Some records
=====

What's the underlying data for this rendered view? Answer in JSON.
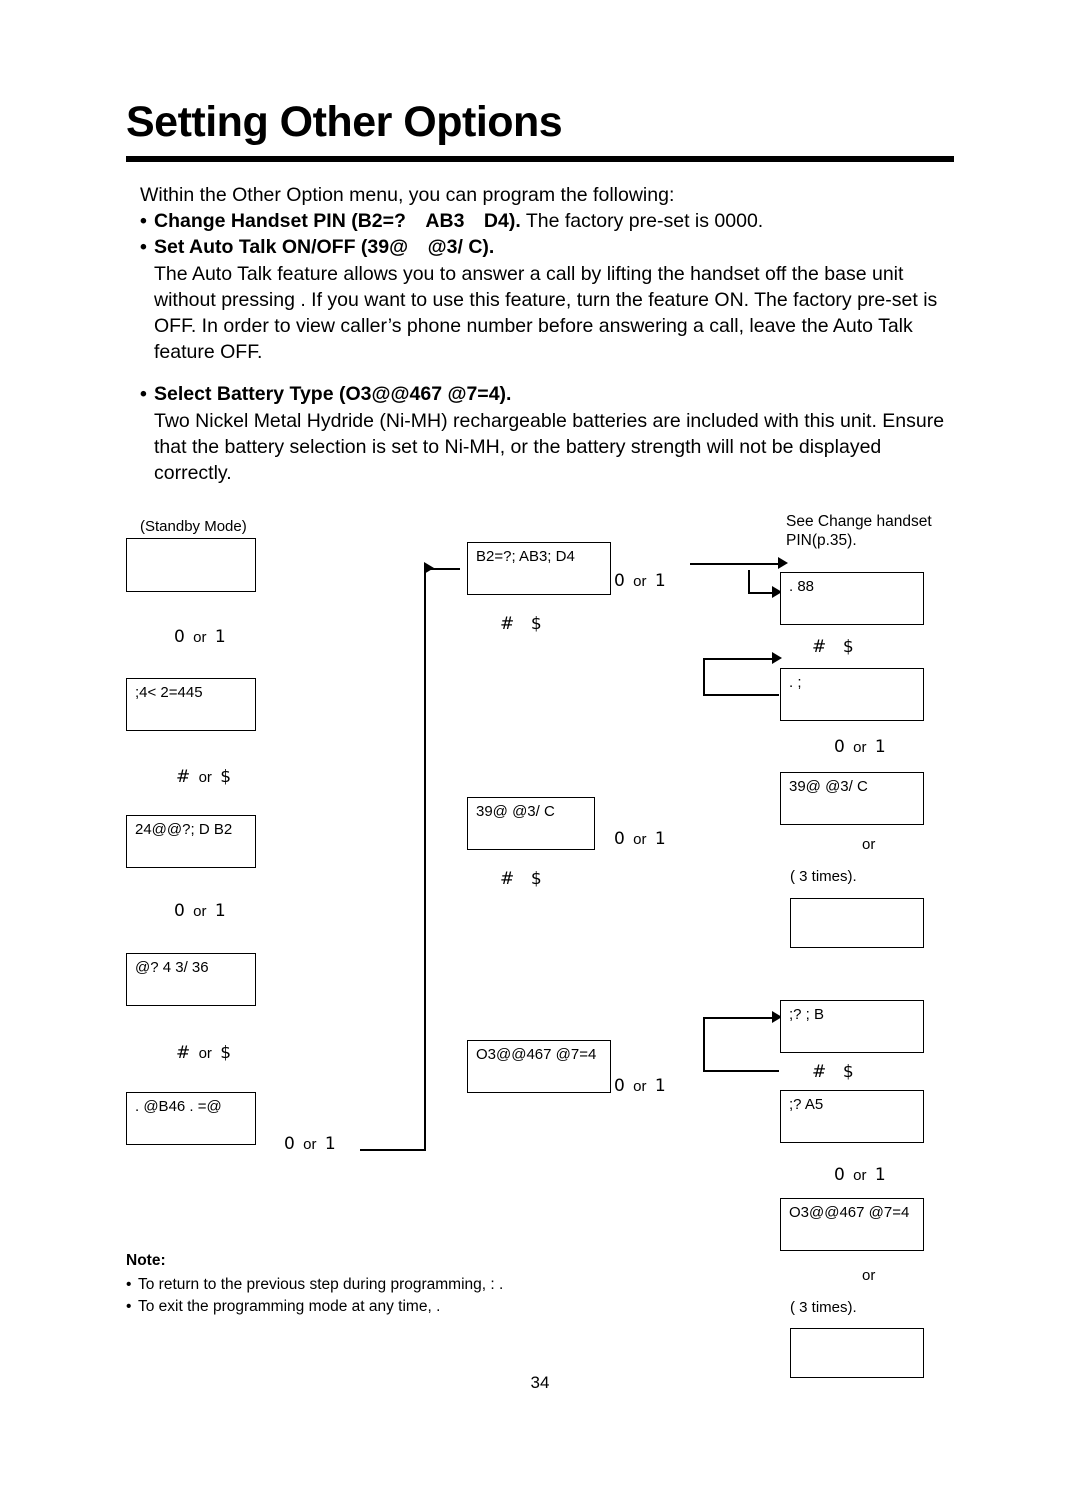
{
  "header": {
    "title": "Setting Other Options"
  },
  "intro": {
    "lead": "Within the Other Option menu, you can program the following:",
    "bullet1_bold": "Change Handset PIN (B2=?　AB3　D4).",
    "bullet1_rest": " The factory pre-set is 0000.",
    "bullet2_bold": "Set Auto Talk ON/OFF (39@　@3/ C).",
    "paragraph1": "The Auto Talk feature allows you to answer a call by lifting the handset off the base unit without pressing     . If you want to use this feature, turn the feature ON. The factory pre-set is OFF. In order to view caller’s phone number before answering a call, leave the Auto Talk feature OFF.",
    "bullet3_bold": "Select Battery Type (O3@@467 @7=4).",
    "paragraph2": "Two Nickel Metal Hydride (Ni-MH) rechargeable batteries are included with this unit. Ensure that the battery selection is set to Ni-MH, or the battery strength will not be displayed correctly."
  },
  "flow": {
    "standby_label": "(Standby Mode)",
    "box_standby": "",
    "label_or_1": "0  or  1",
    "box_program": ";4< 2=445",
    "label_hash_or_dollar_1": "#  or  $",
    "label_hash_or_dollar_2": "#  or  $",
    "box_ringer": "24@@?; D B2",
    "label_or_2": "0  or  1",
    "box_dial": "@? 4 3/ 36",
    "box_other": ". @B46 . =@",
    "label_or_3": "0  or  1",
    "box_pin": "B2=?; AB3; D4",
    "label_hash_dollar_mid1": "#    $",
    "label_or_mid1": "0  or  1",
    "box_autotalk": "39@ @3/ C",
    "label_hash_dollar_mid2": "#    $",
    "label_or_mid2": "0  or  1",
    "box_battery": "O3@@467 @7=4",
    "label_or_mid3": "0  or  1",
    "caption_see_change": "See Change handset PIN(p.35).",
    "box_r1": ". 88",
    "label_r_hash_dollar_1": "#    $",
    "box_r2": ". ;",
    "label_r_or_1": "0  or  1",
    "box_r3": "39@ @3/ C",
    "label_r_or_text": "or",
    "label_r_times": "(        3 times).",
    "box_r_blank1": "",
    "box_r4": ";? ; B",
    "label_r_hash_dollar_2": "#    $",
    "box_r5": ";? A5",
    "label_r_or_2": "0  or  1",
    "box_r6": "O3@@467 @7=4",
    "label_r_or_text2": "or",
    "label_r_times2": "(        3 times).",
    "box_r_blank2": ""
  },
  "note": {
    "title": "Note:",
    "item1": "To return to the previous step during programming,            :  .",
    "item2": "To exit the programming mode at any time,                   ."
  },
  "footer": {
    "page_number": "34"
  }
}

=====

* GIVEN EXERCISE *
Using the records above, copy each line that contains "unit".

* RESPONSE *
    "paragraph1": "The Auto Talk feature allows you to answer a call by lifting the handset off the base unit without pressing     . If you want to use this feature, turn the feature ON. The factory pre-set is OFF. In order to view caller’s phone number before answering a call, leave the Auto Talk feature OFF.",
    "paragraph2": "Two Nickel Metal Hydride (Ni-MH) rechargeable batteries are included with this unit. Ensure that the battery selection is set to Ni-MH, or the battery strength will not be displayed correctly."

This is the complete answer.